◆ Extrait source:
+ + + + + + +

Outre ces Aspirants au métier d’enseignant, les agents contractuels de l’État des catégories B, C et D dont la majorité relève des opérations de reversement de 2008 et admis à la retraite de façon précoce en raison de l’âge et ne pouvant réunir les 15 ans de service minimum, bénéficient depuis 2019 d’une aide de cotisation sociale de la part de l’État. « Pour l’équité dans le traitement, le gouvernement a donc décidé de payer pour le compte de ces agents, des cotisations complémentaires afin de leur assurer une pension de retraite à vie en lieu et place d’une allocation unique de vieillesse telle que prévue par les textes, sortant ainsi, des milliers de foyers béninois d’une situation de précarité », indique Rodrigue Tchaou.

+ + + + + + +

◆ Liste des tâches:
1. D'après l'extrait, pourquoi le gouvernement a-t-il décidé de payer des cotisations complémentaires pour le compte de ces agents contractuels ? Répondez en une à trois phrases.
2. Relevez dans l'extrait, mot pour mot, tout ce qui va de « Outre ces Aspirants » jusqu'à « indique Rodrigue Tchaou. ».

◆ Lignes enregistrées:
+ + + + + + +

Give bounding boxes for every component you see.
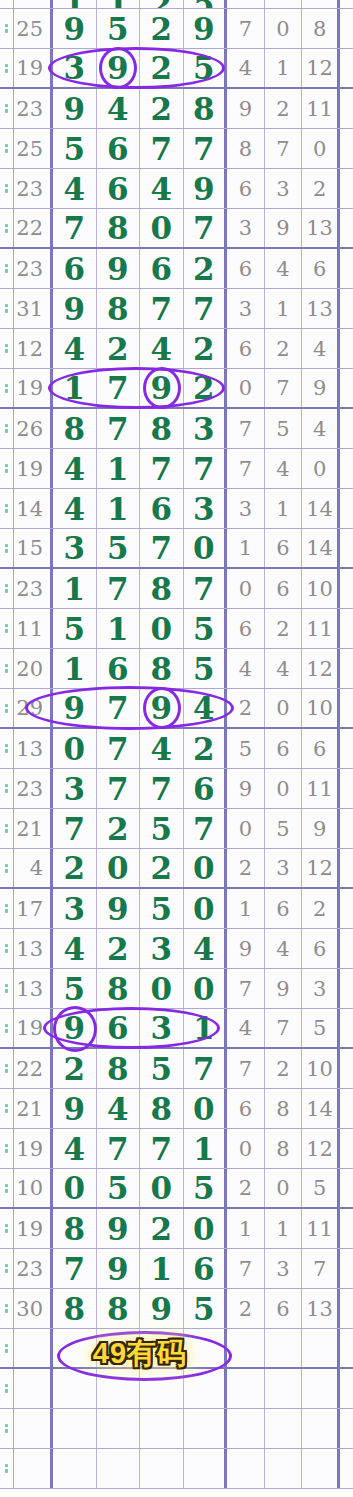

+ + + + + + +

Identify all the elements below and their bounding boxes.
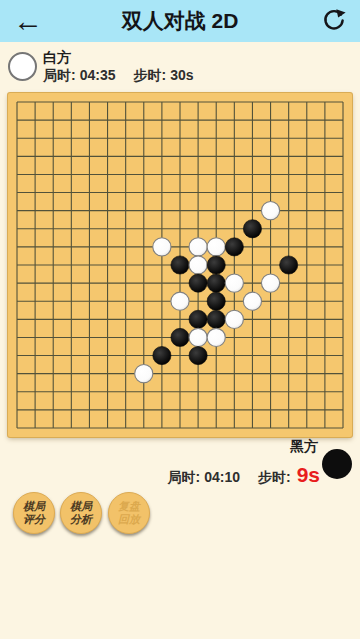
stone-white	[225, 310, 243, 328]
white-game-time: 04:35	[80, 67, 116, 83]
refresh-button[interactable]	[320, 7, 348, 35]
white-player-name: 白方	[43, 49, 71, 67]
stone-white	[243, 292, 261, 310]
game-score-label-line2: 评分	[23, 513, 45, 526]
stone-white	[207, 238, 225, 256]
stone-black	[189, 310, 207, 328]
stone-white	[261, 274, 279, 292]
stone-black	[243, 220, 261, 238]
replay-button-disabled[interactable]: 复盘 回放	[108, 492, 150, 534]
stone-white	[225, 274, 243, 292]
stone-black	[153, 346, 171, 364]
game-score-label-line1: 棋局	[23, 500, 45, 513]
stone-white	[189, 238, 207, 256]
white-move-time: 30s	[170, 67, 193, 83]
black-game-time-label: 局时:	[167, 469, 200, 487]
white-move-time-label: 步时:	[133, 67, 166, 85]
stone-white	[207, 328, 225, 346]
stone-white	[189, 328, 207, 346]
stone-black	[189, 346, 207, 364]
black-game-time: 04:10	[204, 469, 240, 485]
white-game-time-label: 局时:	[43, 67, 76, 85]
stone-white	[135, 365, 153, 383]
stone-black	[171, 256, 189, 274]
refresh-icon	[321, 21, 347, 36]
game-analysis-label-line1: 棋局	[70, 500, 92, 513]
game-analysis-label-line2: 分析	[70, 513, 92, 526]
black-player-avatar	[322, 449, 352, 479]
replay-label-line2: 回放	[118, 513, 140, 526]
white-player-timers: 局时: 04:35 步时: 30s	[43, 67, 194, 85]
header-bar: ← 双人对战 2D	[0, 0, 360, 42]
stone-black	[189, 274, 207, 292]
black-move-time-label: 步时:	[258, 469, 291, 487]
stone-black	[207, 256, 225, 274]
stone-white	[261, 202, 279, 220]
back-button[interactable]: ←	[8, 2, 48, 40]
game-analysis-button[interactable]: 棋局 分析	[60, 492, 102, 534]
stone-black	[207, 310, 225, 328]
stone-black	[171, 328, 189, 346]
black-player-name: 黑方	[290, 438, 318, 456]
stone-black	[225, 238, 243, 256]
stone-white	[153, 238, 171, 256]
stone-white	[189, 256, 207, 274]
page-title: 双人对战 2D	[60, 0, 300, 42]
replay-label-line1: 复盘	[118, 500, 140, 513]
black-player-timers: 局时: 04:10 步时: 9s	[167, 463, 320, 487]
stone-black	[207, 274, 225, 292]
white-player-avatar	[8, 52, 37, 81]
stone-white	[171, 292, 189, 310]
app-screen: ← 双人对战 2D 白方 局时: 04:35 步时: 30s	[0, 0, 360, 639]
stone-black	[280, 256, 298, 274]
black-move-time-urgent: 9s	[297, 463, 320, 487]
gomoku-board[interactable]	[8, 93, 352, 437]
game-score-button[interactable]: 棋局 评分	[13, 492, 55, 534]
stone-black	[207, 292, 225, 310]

+ + + + + + +

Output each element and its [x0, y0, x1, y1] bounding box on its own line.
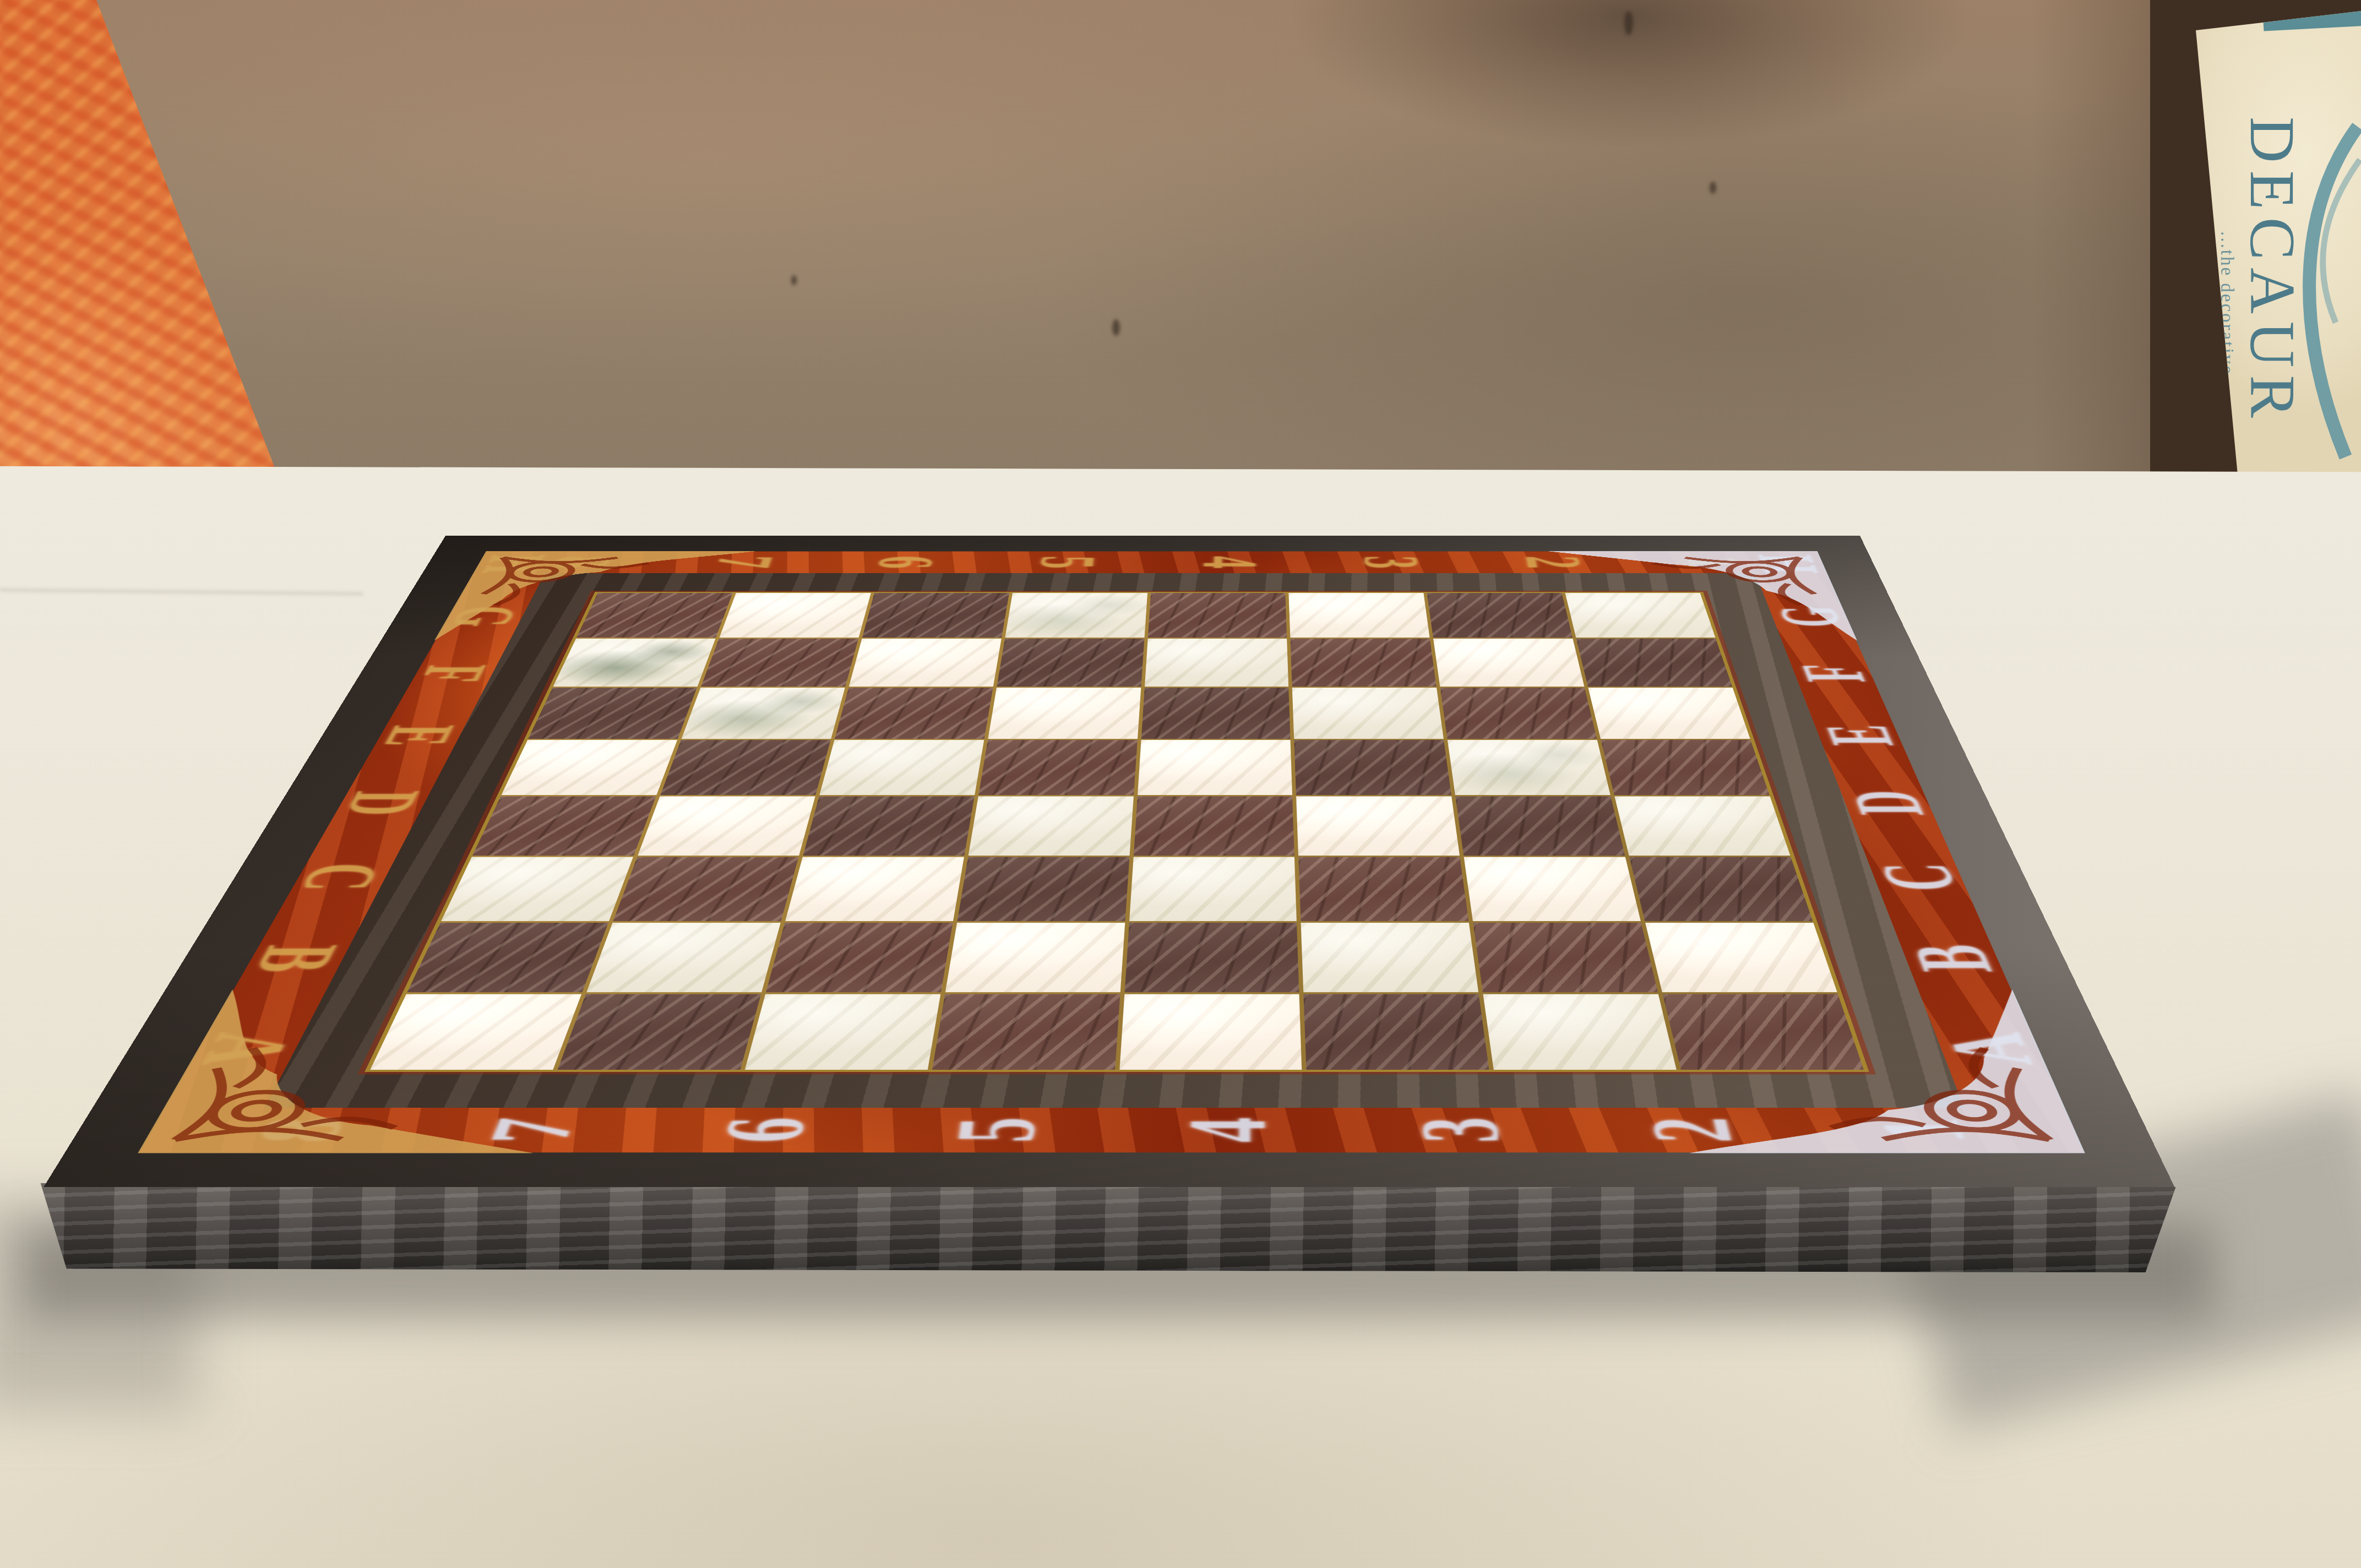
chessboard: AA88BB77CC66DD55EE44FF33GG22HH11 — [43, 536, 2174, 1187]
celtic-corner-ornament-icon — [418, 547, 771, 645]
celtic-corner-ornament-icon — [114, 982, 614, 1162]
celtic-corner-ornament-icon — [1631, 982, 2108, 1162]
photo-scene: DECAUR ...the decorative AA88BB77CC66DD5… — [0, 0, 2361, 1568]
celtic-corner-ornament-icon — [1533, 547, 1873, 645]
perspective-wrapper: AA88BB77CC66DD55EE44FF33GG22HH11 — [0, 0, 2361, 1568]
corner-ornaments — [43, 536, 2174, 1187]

+ + + + + + +

◆ Corrigés:
1. Le gouvernement l'a décidé pour l'équité dans le traitement de ces agents, admis à la retraite de façon précoce en raison de l'âge et ne pouvant réunir les 15 ans de service minimum. Ces cotisations doivent leur assurer une pension de retraite à vie, au lieu de l'allocation unique de vieillesse prévue par les textes. Des milliers de foyers béninois sortent ainsi d'une situation de précarité.

2.
Outre ces Aspirants au métier d’enseignant, les agents contractuels de l’État des catégories B, C et D dont la majorité relève des opérations de reversement de 2008 et admis à la retraite de façon précoce en raison de l’âge et ne pouvant réunir les 15 ans de service minimum, bénéficient depuis 2019 d’une aide de cotisation sociale de la part de l’État. « Pour l’équité dans le traitement, le gouvernement a donc décidé de payer pour le compte de ces agents, des cotisations complémentaires afin de leur assurer une pension de retraite à vie en lieu et place d’une allocation unique de vieillesse telle que prévue par les textes, sortant ainsi, des milliers de foyers béninois d’une situation de précarité », indique Rodrigue Tchaou.